+++ ENTRIES SUPPLIED
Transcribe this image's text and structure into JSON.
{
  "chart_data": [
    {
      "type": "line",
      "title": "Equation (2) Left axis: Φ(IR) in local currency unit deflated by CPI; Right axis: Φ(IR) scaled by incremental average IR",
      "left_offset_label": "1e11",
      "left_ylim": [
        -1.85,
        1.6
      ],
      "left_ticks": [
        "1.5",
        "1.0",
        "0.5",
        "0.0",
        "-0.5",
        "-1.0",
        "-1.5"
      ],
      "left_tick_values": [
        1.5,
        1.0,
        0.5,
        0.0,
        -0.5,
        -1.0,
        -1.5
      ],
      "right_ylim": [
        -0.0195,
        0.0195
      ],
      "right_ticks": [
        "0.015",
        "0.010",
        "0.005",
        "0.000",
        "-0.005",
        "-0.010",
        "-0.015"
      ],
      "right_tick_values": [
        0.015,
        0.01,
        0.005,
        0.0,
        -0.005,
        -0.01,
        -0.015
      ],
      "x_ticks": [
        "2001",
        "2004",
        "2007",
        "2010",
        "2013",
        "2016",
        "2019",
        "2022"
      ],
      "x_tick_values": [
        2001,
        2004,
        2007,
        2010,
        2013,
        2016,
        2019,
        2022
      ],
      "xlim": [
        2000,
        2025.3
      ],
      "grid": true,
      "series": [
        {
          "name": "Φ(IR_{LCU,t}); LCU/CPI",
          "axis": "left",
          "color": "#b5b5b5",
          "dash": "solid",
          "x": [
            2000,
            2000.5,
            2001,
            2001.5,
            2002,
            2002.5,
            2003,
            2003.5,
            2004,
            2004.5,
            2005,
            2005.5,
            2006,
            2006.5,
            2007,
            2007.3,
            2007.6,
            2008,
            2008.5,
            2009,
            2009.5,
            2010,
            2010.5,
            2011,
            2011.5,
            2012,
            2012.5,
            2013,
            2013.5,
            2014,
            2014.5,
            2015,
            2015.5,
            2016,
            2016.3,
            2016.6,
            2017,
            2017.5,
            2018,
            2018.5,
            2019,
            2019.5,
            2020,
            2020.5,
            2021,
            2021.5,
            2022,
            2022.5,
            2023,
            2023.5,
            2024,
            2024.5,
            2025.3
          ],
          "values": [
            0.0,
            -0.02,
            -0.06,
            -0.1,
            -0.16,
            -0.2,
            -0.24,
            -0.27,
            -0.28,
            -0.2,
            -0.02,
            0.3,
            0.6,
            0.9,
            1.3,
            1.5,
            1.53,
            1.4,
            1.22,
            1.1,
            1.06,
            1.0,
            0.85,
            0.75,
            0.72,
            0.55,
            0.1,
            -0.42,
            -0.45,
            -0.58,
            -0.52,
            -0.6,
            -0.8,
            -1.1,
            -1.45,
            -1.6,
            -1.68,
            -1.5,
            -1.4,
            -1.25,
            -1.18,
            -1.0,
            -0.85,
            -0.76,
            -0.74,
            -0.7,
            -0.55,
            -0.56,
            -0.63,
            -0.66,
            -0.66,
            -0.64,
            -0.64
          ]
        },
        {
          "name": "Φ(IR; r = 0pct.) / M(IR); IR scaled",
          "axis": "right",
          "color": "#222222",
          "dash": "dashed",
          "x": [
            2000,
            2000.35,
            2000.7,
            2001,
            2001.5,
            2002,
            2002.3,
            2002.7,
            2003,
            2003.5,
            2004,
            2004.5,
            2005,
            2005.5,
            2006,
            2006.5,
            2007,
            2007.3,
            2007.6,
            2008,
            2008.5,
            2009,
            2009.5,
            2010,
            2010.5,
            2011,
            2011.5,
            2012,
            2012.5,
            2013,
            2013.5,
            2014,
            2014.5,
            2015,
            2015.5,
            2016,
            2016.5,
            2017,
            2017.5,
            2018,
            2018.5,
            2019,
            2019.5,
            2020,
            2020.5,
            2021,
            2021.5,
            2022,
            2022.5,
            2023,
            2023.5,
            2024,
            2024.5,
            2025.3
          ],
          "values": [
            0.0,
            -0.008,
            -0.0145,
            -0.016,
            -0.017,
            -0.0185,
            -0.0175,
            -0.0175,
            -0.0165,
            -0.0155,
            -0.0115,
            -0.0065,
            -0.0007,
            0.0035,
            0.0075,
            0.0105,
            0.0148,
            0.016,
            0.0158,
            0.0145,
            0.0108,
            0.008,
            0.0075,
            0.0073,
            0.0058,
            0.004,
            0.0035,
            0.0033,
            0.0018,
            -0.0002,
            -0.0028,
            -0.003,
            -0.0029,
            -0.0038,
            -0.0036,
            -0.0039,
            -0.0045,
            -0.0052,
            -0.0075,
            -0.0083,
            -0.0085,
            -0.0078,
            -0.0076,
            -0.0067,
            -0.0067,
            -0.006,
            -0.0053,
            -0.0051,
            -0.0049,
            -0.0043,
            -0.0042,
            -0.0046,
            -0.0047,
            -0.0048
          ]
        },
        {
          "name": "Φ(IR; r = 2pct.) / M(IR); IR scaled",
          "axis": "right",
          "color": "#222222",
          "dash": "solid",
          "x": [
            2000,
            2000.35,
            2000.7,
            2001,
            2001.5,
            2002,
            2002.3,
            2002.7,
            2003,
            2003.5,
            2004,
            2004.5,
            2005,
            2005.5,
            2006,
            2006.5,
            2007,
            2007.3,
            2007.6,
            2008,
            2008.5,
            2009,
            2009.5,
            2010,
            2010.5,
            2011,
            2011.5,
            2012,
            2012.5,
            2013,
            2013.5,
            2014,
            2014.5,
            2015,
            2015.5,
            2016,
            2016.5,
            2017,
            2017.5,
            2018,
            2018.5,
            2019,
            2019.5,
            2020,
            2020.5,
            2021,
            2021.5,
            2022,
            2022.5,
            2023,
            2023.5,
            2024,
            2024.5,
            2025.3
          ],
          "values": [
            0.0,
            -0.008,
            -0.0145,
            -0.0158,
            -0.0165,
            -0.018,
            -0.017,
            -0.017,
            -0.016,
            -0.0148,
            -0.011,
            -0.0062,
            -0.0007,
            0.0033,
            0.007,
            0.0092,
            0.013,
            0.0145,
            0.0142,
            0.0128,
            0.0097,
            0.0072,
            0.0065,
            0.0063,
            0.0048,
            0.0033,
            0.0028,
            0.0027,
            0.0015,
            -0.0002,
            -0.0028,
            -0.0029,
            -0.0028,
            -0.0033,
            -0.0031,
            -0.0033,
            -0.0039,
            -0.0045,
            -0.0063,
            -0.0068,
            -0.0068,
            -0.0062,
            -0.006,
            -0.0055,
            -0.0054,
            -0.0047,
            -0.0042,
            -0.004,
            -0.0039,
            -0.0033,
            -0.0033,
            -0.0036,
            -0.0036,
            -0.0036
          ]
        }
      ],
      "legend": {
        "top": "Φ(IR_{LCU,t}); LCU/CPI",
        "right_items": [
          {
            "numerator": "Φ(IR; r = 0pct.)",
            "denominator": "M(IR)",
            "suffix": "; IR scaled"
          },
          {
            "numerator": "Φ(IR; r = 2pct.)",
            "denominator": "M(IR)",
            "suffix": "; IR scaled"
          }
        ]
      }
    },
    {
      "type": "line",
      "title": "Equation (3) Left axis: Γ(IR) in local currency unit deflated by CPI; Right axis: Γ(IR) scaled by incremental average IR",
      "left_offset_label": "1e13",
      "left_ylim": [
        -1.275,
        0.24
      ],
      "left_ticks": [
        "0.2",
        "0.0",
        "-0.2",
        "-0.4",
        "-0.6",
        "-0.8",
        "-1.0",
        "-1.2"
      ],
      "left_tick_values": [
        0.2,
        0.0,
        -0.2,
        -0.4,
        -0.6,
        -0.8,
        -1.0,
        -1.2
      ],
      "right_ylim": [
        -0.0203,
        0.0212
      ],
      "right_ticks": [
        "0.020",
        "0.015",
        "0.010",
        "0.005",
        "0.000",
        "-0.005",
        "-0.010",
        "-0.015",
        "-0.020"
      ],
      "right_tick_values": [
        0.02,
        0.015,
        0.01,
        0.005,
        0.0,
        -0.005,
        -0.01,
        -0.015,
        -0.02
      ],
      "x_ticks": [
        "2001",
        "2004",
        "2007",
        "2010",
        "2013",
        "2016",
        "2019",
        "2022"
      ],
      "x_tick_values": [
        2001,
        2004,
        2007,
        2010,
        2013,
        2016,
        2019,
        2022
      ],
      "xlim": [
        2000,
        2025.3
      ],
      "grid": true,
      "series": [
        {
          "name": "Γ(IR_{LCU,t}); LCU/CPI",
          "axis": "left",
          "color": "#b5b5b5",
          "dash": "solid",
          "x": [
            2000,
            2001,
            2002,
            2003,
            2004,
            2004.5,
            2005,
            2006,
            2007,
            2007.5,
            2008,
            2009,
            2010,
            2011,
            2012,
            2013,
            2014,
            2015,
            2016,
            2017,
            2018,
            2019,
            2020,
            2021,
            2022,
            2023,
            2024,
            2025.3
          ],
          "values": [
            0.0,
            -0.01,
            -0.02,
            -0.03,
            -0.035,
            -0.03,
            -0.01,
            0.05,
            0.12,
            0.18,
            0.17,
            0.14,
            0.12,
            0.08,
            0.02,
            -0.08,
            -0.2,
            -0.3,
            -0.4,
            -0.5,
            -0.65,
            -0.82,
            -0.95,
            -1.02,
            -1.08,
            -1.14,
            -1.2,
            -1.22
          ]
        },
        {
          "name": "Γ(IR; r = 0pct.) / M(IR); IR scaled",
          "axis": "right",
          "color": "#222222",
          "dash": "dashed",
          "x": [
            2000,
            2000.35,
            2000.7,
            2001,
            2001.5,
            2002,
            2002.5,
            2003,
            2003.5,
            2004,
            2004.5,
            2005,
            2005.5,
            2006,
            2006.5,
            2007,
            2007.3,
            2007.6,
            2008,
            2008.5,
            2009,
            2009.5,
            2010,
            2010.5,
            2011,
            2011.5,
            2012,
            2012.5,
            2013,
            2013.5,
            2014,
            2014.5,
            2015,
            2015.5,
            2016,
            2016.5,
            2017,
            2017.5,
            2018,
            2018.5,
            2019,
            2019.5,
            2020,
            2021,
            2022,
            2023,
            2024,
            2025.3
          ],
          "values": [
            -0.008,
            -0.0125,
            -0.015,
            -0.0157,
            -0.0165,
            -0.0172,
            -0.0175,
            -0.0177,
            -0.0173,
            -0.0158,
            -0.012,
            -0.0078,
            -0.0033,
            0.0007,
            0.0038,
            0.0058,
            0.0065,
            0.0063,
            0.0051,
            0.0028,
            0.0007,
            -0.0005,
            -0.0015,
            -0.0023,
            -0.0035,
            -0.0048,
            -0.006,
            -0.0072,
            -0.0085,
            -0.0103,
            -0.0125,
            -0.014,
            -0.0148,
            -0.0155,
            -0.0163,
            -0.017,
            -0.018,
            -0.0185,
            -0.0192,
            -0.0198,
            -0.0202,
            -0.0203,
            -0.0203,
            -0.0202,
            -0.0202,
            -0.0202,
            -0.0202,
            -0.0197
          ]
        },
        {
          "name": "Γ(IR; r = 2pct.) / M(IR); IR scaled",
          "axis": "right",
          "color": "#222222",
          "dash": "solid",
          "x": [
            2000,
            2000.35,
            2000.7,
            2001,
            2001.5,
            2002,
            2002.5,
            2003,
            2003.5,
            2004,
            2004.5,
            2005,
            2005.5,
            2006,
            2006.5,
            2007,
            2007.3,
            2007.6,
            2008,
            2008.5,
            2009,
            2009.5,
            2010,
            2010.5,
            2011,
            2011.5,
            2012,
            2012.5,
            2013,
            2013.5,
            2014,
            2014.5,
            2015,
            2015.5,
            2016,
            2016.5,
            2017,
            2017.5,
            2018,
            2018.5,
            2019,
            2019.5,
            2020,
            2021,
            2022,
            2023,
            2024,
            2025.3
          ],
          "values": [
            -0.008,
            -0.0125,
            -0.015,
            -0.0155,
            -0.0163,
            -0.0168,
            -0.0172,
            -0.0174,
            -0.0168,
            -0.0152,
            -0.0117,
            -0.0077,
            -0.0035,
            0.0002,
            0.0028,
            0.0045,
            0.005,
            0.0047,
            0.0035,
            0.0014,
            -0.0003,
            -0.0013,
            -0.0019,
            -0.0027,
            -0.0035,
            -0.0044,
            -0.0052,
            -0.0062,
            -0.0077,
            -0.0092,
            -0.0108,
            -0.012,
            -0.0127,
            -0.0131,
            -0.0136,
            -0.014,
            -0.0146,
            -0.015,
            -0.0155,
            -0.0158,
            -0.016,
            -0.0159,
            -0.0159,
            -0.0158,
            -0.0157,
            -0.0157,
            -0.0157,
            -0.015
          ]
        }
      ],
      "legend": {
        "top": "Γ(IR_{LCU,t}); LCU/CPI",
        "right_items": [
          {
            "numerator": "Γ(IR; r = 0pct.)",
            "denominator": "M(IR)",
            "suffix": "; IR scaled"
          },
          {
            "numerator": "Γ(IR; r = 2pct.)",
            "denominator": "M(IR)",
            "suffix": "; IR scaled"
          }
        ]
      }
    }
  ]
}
++++++
EXERCISE OBJECTIVE
Pick out all the lines with the word "unit" in them and copy them.

TASK RESPONSE
      "title": "Equation (2) Left axis: Φ(IR) in local currency unit deflated by CPI; Right axis: Φ(IR) scaled by incremental average IR",
      "title": "Equation (3) Left axis: Γ(IR) in local currency unit deflated by CPI; Right axis: Γ(IR) scaled by incremental average IR",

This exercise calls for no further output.